§ **Your objective**: Which lines hold the word "name"? Copy each one.

§ **Listing**:
━━━━━━━━━━━━━━━━

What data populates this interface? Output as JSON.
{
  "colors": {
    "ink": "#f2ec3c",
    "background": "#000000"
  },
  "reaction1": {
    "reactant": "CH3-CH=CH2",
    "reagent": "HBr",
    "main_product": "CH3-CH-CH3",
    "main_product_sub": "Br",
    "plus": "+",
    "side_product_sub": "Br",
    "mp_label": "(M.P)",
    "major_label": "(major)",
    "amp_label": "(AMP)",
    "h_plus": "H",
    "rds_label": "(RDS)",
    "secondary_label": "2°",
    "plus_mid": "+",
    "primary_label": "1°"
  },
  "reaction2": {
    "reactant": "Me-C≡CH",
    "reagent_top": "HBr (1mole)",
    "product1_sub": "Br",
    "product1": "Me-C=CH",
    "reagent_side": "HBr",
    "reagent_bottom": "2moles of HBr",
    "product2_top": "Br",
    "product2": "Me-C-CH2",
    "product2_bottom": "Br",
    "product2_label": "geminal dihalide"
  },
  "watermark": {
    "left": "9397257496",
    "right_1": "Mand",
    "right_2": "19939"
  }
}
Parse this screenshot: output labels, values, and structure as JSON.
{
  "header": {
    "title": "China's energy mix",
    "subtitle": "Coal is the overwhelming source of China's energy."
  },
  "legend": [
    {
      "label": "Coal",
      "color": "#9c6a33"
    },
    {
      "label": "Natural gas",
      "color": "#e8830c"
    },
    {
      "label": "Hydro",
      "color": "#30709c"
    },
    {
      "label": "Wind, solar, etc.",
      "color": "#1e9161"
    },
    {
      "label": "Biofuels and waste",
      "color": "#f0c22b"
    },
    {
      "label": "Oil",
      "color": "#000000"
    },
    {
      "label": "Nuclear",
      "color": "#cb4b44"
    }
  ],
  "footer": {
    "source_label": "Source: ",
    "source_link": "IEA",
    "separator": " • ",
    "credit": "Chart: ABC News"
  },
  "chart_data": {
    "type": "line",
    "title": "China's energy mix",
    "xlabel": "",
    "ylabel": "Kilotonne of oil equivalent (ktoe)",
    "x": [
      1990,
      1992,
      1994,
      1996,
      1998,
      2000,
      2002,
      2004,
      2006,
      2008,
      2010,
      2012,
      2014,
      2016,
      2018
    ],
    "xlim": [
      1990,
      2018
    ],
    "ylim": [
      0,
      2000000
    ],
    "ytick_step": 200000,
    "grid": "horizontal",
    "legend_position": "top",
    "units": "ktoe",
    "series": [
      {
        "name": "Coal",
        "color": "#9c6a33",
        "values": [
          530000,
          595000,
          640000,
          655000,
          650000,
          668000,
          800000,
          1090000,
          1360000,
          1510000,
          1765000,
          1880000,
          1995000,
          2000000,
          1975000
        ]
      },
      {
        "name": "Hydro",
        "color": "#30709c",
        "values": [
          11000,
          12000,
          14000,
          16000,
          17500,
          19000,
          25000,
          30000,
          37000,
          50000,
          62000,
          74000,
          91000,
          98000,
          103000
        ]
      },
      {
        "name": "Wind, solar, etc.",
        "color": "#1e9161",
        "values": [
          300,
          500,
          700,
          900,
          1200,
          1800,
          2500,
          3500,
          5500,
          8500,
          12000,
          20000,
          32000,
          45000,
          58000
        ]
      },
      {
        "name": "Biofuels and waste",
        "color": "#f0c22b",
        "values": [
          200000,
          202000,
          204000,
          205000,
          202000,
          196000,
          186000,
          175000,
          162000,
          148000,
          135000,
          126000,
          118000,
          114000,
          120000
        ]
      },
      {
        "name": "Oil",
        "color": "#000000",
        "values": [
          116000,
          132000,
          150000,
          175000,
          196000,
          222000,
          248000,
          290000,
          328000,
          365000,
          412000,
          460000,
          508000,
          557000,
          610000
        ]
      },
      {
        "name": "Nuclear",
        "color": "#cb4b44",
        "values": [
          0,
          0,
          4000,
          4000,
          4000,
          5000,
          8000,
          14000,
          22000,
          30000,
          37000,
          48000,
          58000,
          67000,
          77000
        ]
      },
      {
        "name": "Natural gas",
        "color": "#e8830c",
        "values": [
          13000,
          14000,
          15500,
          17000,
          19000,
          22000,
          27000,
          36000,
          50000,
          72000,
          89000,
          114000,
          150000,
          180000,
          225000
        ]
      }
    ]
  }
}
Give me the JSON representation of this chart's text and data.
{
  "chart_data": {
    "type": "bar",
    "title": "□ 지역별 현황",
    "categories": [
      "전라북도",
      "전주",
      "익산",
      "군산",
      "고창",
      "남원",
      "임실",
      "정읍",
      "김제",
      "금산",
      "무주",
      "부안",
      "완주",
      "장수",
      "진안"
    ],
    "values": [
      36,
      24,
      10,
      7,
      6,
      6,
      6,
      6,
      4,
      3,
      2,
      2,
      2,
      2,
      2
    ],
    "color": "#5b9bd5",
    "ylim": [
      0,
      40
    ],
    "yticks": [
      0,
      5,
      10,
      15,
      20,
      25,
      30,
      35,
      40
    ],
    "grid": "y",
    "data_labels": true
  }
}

━━━━━━━━━━━━━━━━

§ **Full response**:
        "name": "Coal",
        "name": "Hydro",
        "name": "Wind, solar, etc.",
        "name": "Biofuels and waste",
        "name": "Oil",
        "name": "Nuclear",
        "name": "Natural gas",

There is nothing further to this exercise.